*** Data lines

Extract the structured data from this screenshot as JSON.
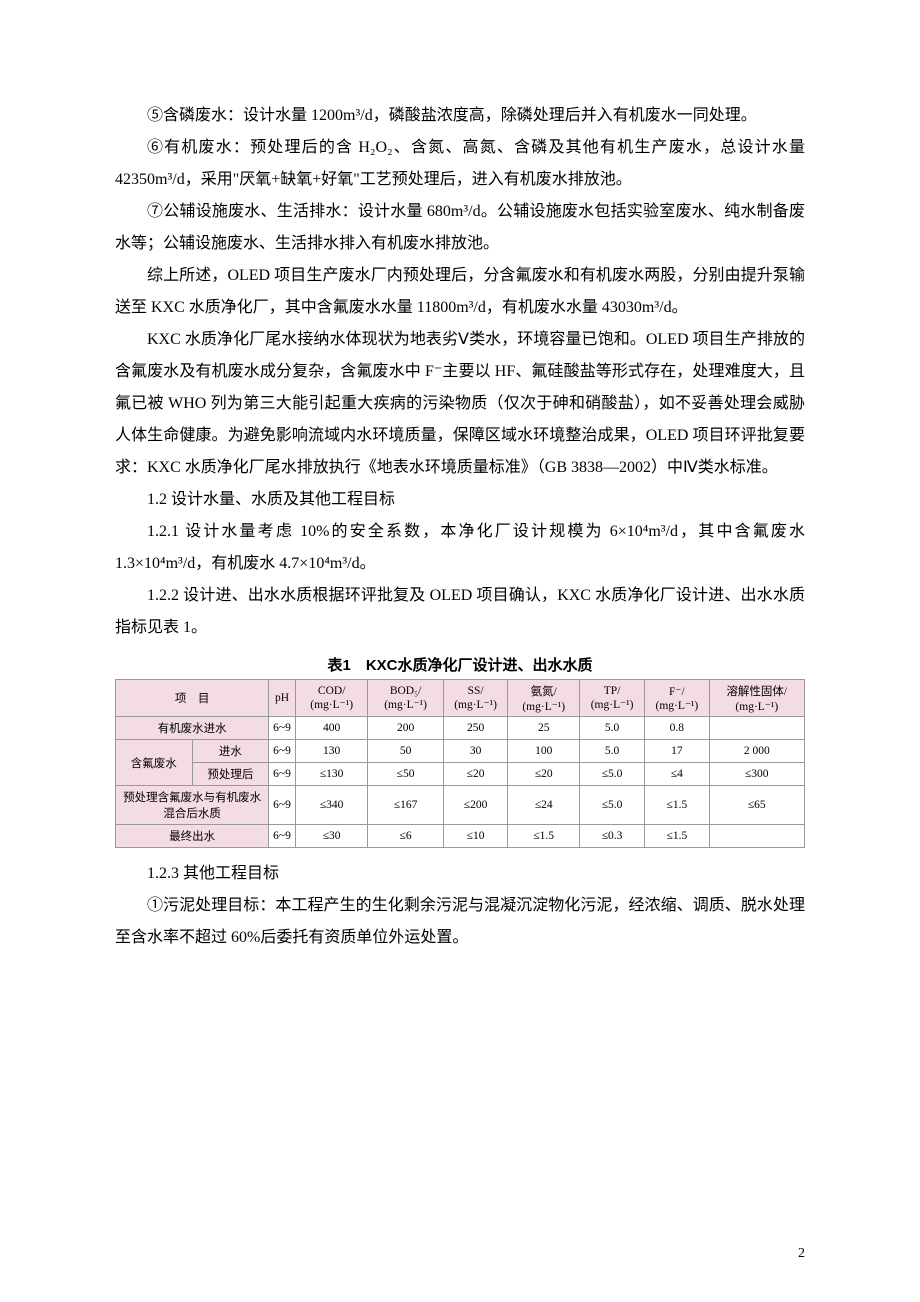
{
  "paragraphs": {
    "p1": "⑤含磷废水：设计水量 1200m³/d，磷酸盐浓度高，除磷处理后并入有机废水一同处理。",
    "p2": "⑥有机废水：预处理后的含 H₂O₂、含氮、高氮、含磷及其他有机生产废水，总设计水量 42350m³/d，采用\"厌氧+缺氧+好氧\"工艺预处理后，进入有机废水排放池。",
    "p3": "⑦公辅设施废水、生活排水：设计水量 680m³/d。公辅设施废水包括实验室废水、纯水制备废水等；公辅设施废水、生活排水排入有机废水排放池。",
    "p4": "综上所述，OLED 项目生产废水厂内预处理后，分含氟废水和有机废水两股，分别由提升泵输送至 KXC 水质净化厂，其中含氟废水水量 11800m³/d，有机废水水量 43030m³/d。",
    "p5": "KXC 水质净化厂尾水接纳水体现状为地表劣Ⅴ类水，环境容量已饱和。OLED 项目生产排放的含氟废水及有机废水成分复杂，含氟废水中 F⁻主要以 HF、氟硅酸盐等形式存在，处理难度大，且氟已被 WHO 列为第三大能引起重大疾病的污染物质（仅次于砷和硝酸盐），如不妥善处理会威胁人体生命健康。为避免影响流域内水环境质量，保障区域水环境整治成果，OLED 项目环评批复要求：KXC 水质净化厂尾水排放执行《地表水环境质量标准》（GB 3838—2002）中Ⅳ类水标准。",
    "h1": "1.2 设计水量、水质及其他工程目标",
    "p6": "1.2.1 设计水量考虑 10%的安全系数，本净化厂设计规模为 6×10⁴m³/d，其中含氟废水 1.3×10⁴m³/d，有机废水 4.7×10⁴m³/d。",
    "p7": "1.2.2 设计进、出水水质根据环评批复及 OLED 项目确认，KXC 水质净化厂设计进、出水水质指标见表 1。",
    "h2": "1.2.3 其他工程目标",
    "p8": "①污泥处理目标：本工程产生的生化剩余污泥与混凝沉淀物化污泥，经浓缩、调质、脱水处理至含水率不超过 60%后委托有资质单位外运处置。"
  },
  "table": {
    "caption": "表1　KXC水质净化厂设计进、出水水质",
    "headers": [
      "项　目",
      "pH",
      "COD/\n(mg·L⁻¹)",
      "BOD₅/\n(mg·L⁻¹)",
      "SS/\n(mg·L⁻¹)",
      "氨氮/\n(mg·L⁻¹)",
      "TP/\n(mg·L⁻¹)",
      "F⁻/\n(mg·L⁻¹)",
      "溶解性固体/\n(mg·L⁻¹)"
    ],
    "rows": [
      {
        "label1": "有机废水进水",
        "label2": "",
        "cells": [
          "6~9",
          "400",
          "200",
          "250",
          "25",
          "5.0",
          "0.8",
          ""
        ]
      },
      {
        "label1": "含氟废水",
        "label2": "进水",
        "cells": [
          "6~9",
          "130",
          "50",
          "30",
          "100",
          "5.0",
          "17",
          "2 000"
        ]
      },
      {
        "label1": "",
        "label2": "预处理后",
        "cells": [
          "6~9",
          "≤130",
          "≤50",
          "≤20",
          "≤20",
          "≤5.0",
          "≤4",
          "≤300"
        ]
      },
      {
        "label1": "预处理含氟废水与有机废水混合后水质",
        "label2": "",
        "cells": [
          "6~9",
          "≤340",
          "≤167",
          "≤200",
          "≤24",
          "≤5.0",
          "≤1.5",
          "≤65"
        ]
      },
      {
        "label1": "最终出水",
        "label2": "",
        "cells": [
          "6~9",
          "≤30",
          "≤6",
          "≤10",
          "≤1.5",
          "≤0.3",
          "≤1.5",
          ""
        ]
      }
    ]
  },
  "pageNumber": "2",
  "colors": {
    "tableHeaderBg": "#f4dce4",
    "tableBorder": "#999999",
    "text": "#000000",
    "background": "#ffffff"
  }
}
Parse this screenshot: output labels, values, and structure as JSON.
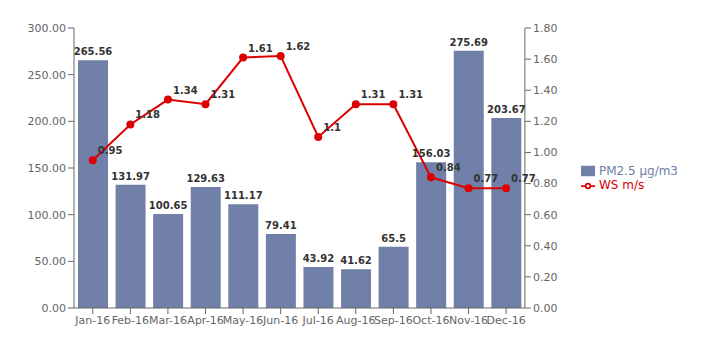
{
  "chart_data": {
    "type": "bar",
    "categories": [
      "Jan-16",
      "Feb-16",
      "Mar-16",
      "Apr-16",
      "May-16",
      "Jun-16",
      "Jul-16",
      "Aug-16",
      "Sep-16",
      "Oct-16",
      "Nov-16",
      "Dec-16"
    ],
    "series": [
      {
        "name": "PM2.5  μg/m3",
        "type": "bar",
        "color": "#7080a8",
        "values": [
          265.56,
          131.97,
          100.65,
          129.63,
          111.17,
          79.41,
          43.92,
          41.62,
          65.5,
          156.03,
          275.69,
          203.67
        ]
      },
      {
        "name": "WS m/s",
        "type": "line",
        "axis": "y2",
        "color": "#dd0000",
        "marker": "circle",
        "values": [
          0.95,
          1.18,
          1.34,
          1.31,
          1.61,
          1.62,
          1.1,
          1.31,
          1.31,
          0.84,
          0.77,
          0.77
        ]
      }
    ],
    "ylim": [
      0,
      300
    ],
    "yticks": [
      {
        "value": 0,
        "label": "0.00"
      },
      {
        "value": 50,
        "label": "50.00"
      },
      {
        "value": 100,
        "label": "100.00"
      },
      {
        "value": 150,
        "label": "150.00"
      },
      {
        "value": 200,
        "label": "200.00"
      },
      {
        "value": 250,
        "label": "250.00"
      },
      {
        "value": 300,
        "label": "300.00"
      }
    ],
    "y2lim": [
      0,
      1.8
    ],
    "y2ticks": [
      {
        "value": 0.0,
        "label": "0.00"
      },
      {
        "value": 0.2,
        "label": "0.20"
      },
      {
        "value": 0.4,
        "label": "0.40"
      },
      {
        "value": 0.6,
        "label": "0.60"
      },
      {
        "value": 0.8,
        "label": "0.80"
      },
      {
        "value": 1.0,
        "label": "1.00"
      },
      {
        "value": 1.2,
        "label": "1.20"
      },
      {
        "value": 1.4,
        "label": "1.40"
      },
      {
        "value": 1.6,
        "label": "1.60"
      },
      {
        "value": 1.8,
        "label": "1.80"
      }
    ],
    "grid": false,
    "legend": "right",
    "data_labels": true
  }
}
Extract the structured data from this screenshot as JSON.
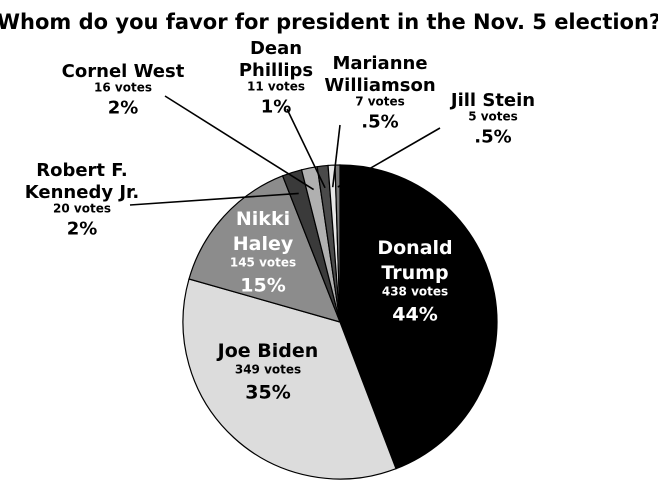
{
  "chart_data": {
    "type": "pie",
    "title": "Whom do you favor for president in the Nov. 5 election?",
    "slices": [
      {
        "name_lines": [
          "Donald",
          "Trump"
        ],
        "votes_label": "438 votes",
        "percent_label": "44%",
        "value": 438,
        "color": "#000000",
        "text_color": "#ffffff",
        "label_mode": "inside"
      },
      {
        "name_lines": [
          "Joe Biden"
        ],
        "votes_label": "349 votes",
        "percent_label": "35%",
        "value": 349,
        "color": "#dcdcdc",
        "text_color": "#000000",
        "label_mode": "inside"
      },
      {
        "name_lines": [
          "Nikki",
          "Haley"
        ],
        "votes_label": "145 votes",
        "percent_label": "15%",
        "value": 145,
        "color": "#8c8c8c",
        "text_color": "#ffffff",
        "label_mode": "inside"
      },
      {
        "name_lines": [
          "Robert F.",
          "Kennedy Jr."
        ],
        "votes_label": "20 votes",
        "percent_label": "2%",
        "value": 20,
        "color": "#3a3a3a",
        "text_color": "#000000",
        "label_mode": "outside"
      },
      {
        "name_lines": [
          "Cornel West"
        ],
        "votes_label": "16 votes",
        "percent_label": "2%",
        "value": 16,
        "color": "#b0b0b0",
        "text_color": "#000000",
        "label_mode": "outside"
      },
      {
        "name_lines": [
          "Dean",
          "Phillips"
        ],
        "votes_label": "11 votes",
        "percent_label": "1%",
        "value": 11,
        "color": "#4a4a4a",
        "text_color": "#000000",
        "label_mode": "outside"
      },
      {
        "name_lines": [
          "Marianne",
          "Williamson"
        ],
        "votes_label": "7 votes",
        "percent_label": ".5%",
        "value": 7,
        "color": "#e6e6e6",
        "text_color": "#000000",
        "label_mode": "outside"
      },
      {
        "name_lines": [
          "Jill Stein"
        ],
        "votes_label": "5 votes",
        "percent_label": ".5%",
        "value": 5,
        "color": "#7a7a7a",
        "text_color": "#000000",
        "label_mode": "outside"
      }
    ],
    "legend": "none"
  }
}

******

▸ Exercise goal:
Report all lines of the data above that include the string "votes".

▸ Complete response:
        "votes_label": "438 votes",
        "votes_label": "349 votes",
        "votes_label": "145 votes",
        "votes_label": "20 votes",
        "votes_label": "16 votes",
        "votes_label": "11 votes",
        "votes_label": "7 votes",
        "votes_label": "5 votes",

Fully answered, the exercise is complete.